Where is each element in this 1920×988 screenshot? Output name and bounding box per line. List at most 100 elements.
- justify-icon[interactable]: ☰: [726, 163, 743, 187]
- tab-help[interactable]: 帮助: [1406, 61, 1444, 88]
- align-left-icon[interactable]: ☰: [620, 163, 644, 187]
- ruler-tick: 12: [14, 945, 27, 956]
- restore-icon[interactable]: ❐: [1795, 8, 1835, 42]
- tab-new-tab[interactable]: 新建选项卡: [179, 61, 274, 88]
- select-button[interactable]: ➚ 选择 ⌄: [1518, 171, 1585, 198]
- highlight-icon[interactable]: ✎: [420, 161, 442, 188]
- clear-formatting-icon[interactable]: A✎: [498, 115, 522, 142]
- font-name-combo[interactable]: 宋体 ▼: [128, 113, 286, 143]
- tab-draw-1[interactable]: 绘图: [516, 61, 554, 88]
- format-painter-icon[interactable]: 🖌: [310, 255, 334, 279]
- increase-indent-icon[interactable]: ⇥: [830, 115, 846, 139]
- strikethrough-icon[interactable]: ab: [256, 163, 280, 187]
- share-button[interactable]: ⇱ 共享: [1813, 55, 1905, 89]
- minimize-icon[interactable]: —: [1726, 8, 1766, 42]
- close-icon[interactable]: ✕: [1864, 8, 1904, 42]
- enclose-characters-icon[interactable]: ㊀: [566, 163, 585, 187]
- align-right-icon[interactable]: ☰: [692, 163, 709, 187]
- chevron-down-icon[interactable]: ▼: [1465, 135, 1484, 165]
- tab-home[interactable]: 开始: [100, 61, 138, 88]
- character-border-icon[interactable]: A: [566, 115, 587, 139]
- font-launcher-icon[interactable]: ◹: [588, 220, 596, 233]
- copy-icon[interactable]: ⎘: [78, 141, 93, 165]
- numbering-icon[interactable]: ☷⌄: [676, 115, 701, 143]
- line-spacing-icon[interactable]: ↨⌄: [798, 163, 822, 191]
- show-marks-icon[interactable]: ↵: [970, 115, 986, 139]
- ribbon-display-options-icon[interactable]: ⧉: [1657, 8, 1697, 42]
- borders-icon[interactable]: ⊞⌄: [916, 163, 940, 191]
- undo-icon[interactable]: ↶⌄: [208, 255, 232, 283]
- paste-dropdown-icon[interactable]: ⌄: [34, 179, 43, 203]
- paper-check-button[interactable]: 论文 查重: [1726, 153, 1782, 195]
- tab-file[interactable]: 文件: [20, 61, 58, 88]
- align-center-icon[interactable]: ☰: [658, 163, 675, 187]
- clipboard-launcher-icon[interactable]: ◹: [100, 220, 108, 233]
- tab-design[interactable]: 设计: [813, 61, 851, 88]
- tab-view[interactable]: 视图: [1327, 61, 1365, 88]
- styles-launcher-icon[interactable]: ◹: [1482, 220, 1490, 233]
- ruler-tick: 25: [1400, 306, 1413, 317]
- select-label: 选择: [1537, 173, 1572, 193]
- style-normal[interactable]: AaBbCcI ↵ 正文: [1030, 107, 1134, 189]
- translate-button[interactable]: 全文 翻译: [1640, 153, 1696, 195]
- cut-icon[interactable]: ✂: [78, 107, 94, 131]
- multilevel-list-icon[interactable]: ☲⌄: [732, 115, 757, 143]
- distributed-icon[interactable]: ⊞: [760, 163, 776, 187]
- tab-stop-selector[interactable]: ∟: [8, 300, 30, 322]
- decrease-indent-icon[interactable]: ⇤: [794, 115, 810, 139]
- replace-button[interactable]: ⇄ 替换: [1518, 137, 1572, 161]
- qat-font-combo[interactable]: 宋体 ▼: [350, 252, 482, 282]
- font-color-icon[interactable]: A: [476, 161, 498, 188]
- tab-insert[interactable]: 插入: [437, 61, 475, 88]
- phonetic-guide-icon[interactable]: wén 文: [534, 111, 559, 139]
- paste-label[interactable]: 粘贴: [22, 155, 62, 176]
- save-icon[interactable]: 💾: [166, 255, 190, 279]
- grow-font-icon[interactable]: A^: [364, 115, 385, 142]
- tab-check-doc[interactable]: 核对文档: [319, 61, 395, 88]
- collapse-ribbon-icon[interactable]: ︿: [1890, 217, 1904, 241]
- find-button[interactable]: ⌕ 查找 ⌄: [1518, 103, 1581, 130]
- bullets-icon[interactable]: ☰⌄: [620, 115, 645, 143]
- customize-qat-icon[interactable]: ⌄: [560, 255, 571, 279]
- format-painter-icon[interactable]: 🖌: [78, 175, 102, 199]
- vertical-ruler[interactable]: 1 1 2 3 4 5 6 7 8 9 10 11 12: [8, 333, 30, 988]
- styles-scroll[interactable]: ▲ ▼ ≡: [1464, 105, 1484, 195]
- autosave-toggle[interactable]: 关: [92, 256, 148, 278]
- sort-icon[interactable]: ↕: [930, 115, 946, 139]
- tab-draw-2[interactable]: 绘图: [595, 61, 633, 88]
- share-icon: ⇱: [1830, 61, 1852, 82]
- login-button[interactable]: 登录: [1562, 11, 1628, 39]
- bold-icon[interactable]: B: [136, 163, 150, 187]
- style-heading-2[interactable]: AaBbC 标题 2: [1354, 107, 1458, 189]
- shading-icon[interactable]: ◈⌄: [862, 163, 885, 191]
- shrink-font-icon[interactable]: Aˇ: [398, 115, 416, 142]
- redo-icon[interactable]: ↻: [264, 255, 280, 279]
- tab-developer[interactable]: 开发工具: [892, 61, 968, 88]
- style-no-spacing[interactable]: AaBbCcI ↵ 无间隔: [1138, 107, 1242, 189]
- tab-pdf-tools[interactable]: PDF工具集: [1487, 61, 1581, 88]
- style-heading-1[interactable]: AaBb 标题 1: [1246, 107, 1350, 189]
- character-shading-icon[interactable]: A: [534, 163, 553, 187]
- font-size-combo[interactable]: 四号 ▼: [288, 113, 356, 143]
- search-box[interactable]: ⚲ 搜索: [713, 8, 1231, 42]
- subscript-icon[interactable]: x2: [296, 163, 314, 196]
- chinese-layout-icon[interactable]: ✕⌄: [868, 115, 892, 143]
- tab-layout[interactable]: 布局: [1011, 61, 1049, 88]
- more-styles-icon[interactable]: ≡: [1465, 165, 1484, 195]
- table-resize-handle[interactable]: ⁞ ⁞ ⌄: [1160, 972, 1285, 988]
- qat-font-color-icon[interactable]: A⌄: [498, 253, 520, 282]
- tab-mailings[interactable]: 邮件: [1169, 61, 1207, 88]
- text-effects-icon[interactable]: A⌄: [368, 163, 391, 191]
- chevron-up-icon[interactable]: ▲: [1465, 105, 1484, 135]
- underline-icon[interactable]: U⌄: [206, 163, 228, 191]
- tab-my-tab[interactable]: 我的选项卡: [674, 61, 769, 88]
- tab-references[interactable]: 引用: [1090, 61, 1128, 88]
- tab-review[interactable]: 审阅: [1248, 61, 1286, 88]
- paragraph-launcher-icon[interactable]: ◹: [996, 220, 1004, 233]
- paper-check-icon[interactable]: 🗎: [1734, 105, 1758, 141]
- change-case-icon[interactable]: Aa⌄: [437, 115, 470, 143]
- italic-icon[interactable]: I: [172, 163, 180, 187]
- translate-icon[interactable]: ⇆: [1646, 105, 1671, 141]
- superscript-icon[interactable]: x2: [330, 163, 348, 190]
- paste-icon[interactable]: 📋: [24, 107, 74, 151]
======
### [Task prompt]
Present every line of the material above as a JSON array of strings, one string per line, with blank lines omitted.

### [Exercise answer]
[
  "Where is each element in this 1920×988 screenshot? Output name and bounding box per line. List at most 100 elements.",
  "- justify-icon[interactable]: ☰: [726, 163, 743, 187]",
  "- tab-help[interactable]: 帮助: [1406, 61, 1444, 88]",
  "- align-left-icon[interactable]: ☰: [620, 163, 644, 187]",
  "- ruler-tick: 12: [14, 945, 27, 956]",
  "- restore-icon[interactable]: ❐: [1795, 8, 1835, 42]",
  "- tab-new-tab[interactable]: 新建选项卡: [179, 61, 274, 88]",
  "- select-button[interactable]: ➚ 选择 ⌄: [1518, 171, 1585, 198]",
  "- highlight-icon[interactable]: ✎: [420, 161, 442, 188]",
  "- clear-formatting-icon[interactable]: A✎: [498, 115, 522, 142]",
  "- font-name-combo[interactable]: 宋体 ▼: [128, 113, 286, 143]",
  "- tab-draw-1[interactable]: 绘图: [516, 61, 554, 88]",
  "- format-painter-icon[interactable]: 🖌: [310, 255, 334, 279]",
  "- increase-indent-icon[interactable]: ⇥: [830, 115, 846, 139]",
  "- strikethrough-icon[interactable]: ab: [256, 163, 280, 187]",
  "- share-button[interactable]: ⇱ 共享: [1813, 55, 1905, 89]",
  "- minimize-icon[interactable]: —: [1726, 8, 1766, 42]",
  "- close-icon[interactable]: ✕: [1864, 8, 1904, 42]",
  "- enclose-characters-icon[interactable]: ㊀: [566, 163, 585, 187]",
  "- align-right-icon[interactable]: ☰: [692, 163, 709, 187]",
  "- chevron-down-icon[interactable]: ▼: [1465, 135, 1484, 165]",
  "- tab-home[interactable]: 开始: [100, 61, 138, 88]",
  "- character-border-icon[interactable]: A: [566, 115, 587, 139]",
  "- font-launcher-icon[interactable]: ◹: [588, 220, 596, 233]",
  "- copy-icon[interactable]: ⎘: [78, 141, 93, 165]",
  "- numbering-icon[interactable]: ☷⌄: [676, 115, 701, 143]",
  "- line-spacing-icon[interactable]: ↨⌄: [798, 163, 822, 191]",
  "- show-marks-icon[interactable]: ↵: [970, 115, 986, 139]",
  "- ribbon-display-options-icon[interactable]: ⧉: [1657, 8, 1697, 42]",
  "- borders-icon[interactable]: ⊞⌄: [916, 163, 940, 191]",
  "- undo-icon[interactable]: ↶⌄: [208, 255, 232, 283]",
  "- paste-dropdown-icon[interactable]: ⌄: [34, 179, 43, 203]",
  "- paper-check-button[interactable]: 论文 查重: [1726, 153, 1782, 195]",
  "- tab-file[interactable]: 文件: [20, 61, 58, 88]",
  "- align-center-icon[interactable]: ☰: [658, 163, 675, 187]",
  "- clipboard-launcher-icon[interactable]: ◹: [100, 220, 108, 233]",
  "- tab-design[interactable]: 设计: [813, 61, 851, 88]",
  "- tab-view[interactable]: 视图: [1327, 61, 1365, 88]",
  "- styles-launcher-icon[interactable]: ◹: [1482, 220, 1490, 233]",
  "- ruler-tick: 25: [1400, 306, 1413, 317]",
  "- select-label: 选择: [1537, 173, 1572, 193]",
  "- style-normal[interactable]: AaBbCcI ↵ 正文: [1030, 107, 1134, 189]",
  "- translate-button[interactable]: 全文 翻译: [1640, 153, 1696, 195]",
  "- cut-icon[interactable]: ✂: [78, 107, 94, 131]",
  "- multilevel-list-icon[interactable]: ☲⌄: [732, 115, 757, 143]",
  "- distributed-icon[interactable]: ⊞: [760, 163, 776, 187]",
  "- tab-stop-selector[interactable]: ∟: [8, 300, 30, 322]",
  "- decrease-indent-icon[interactable]: ⇤: [794, 115, 810, 139]",
  "- replace-button[interactable]: ⇄ 替换: [1518, 137, 1572, 161]",
  "- qat-font-combo[interactable]: 宋体 ▼: [350, 252, 482, 282]",
  "- font-color-icon[interactable]: A: [476, 161, 498, 188]",
  "- tab-insert[interactable]: 插入: [437, 61, 475, 88]",
  "- phonetic-guide-icon[interactable]: wén 文: [534, 111, 559, 139]",
  "- paste-label[interactable]: 粘贴: [22, 155, 62, 176]",
  "- save-icon[interactable]: 💾: [166, 255, 190, 279]",
  "- grow-font-icon[interactable]: A^: [364, 115, 385, 142]",
  "- tab-check-doc[interactable]: 核对文档: [319, 61, 395, 88]",
  "- collapse-ribbon-icon[interactable]: ︿: [1890, 217, 1904, 241]",
  "- find-button[interactable]: ⌕ 查找 ⌄: [1518, 103, 1581, 130]",
  "- bullets-icon[interactable]: ☰⌄: [620, 115, 645, 143]",
  "- customize-qat-icon[interactable]: ⌄: [560, 255, 571, 279]",
  "- format-painter-icon[interactable]: 🖌: [78, 175, 102, 199]",
  "- vertical-ruler[interactable]: 1 1 2 3 4 5 6 7 8 9 10 11 12: [8, 333, 30, 988]",
  "- styles-scroll[interactable]: ▲ ▼ ≡: [1464, 105, 1484, 195]",
  "- autosave-toggle[interactable]: 关: [92, 256, 148, 278]",
  "- sort-icon[interactable]: ↕: [930, 115, 946, 139]",
  "- tab-draw-2[interactable]: 绘图: [595, 61, 633, 88]",
  "- share-icon: ⇱: [1830, 61, 1852, 82]",
  "- login-button[interactable]: 登录: [1562, 11, 1628, 39]",
  "- bold-icon[interactable]: B: [136, 163, 150, 187]",
  "- style-heading-2[interactable]: AaBbC 标题 2: [1354, 107, 1458, 189]",
  "- shading-icon[interactable]: ◈⌄: [862, 163, 885, 191]",
  "- shrink-font-icon[interactable]: Aˇ: [398, 115, 416, 142]",
  "- redo-icon[interactable]: ↻: [264, 255, 280, 279]",
  "- tab-developer[interactable]: 开发工具: [892, 61, 968, 88]",
  "- style-no-spacing[interactable]: AaBbCcI ↵ 无间隔: [1138, 107, 1242, 189]",
  "- tab-pdf-tools[interactable]: PDF工具集: [1487, 61, 1581, 88]",
  "- style-heading-1[interactable]: AaBb 标题 1: [1246, 107, 1350, 189]",
  "- character-shading-icon[interactable]: A: [534, 163, 553, 187]",
  "- font-size-combo[interactable]: 四号 ▼: [288, 113, 356, 143]",
  "- search-box[interactable]: ⚲ 搜索: [713, 8, 1231, 42]",
  "- subscript-icon[interactable]: x2: [296, 163, 314, 196]",
  "- chinese-layout-icon[interactable]: ✕⌄: [868, 115, 892, 143]",
  "- tab-layout[interactable]: 布局: [1011, 61, 1049, 88]",
  "- more-styles-icon[interactable]: ≡: [1465, 165, 1484, 195]",
  "- table-resize-handle[interactable]: ⁞ ⁞ ⌄: [1160, 972, 1285, 988]",
  "- qat-font-color-icon[interactable]: A⌄: [498, 253, 520, 282]",
  "- tab-mailings[interactable]: 邮件: [1169, 61, 1207, 88]",
  "- text-effects-icon[interactable]: A⌄: [368, 163, 391, 191]",
  "- chevron-up-icon[interactable]: ▲: [1465, 105, 1484, 135]",
  "- underline-icon[interactable]: U⌄: [206, 163, 228, 191]",
  "- tab-my-tab[interactable]: 我的选项卡: [674, 61, 769, 88]",
  "- tab-references[interactable]: 引用: [1090, 61, 1128, 88]",
  "- tab-review[interactable]: 审阅: [1248, 61, 1286, 88]",
  "- paragraph-launcher-icon[interactable]: ◹: [996, 220, 1004, 233]",
  "- paper-check-icon[interactable]: 🗎: [1734, 105, 1758, 141]",
  "- change-case-icon[interactable]: Aa⌄: [437, 115, 470, 143]",
  "- italic-icon[interactable]: I: [172, 163, 180, 187]",
  "- translate-icon[interactable]: ⇆: [1646, 105, 1671, 141]",
  "- superscript-icon[interactable]: x2: [330, 163, 348, 190]",
  "- paste-icon[interactable]: 📋: [24, 107, 74, 151]"
]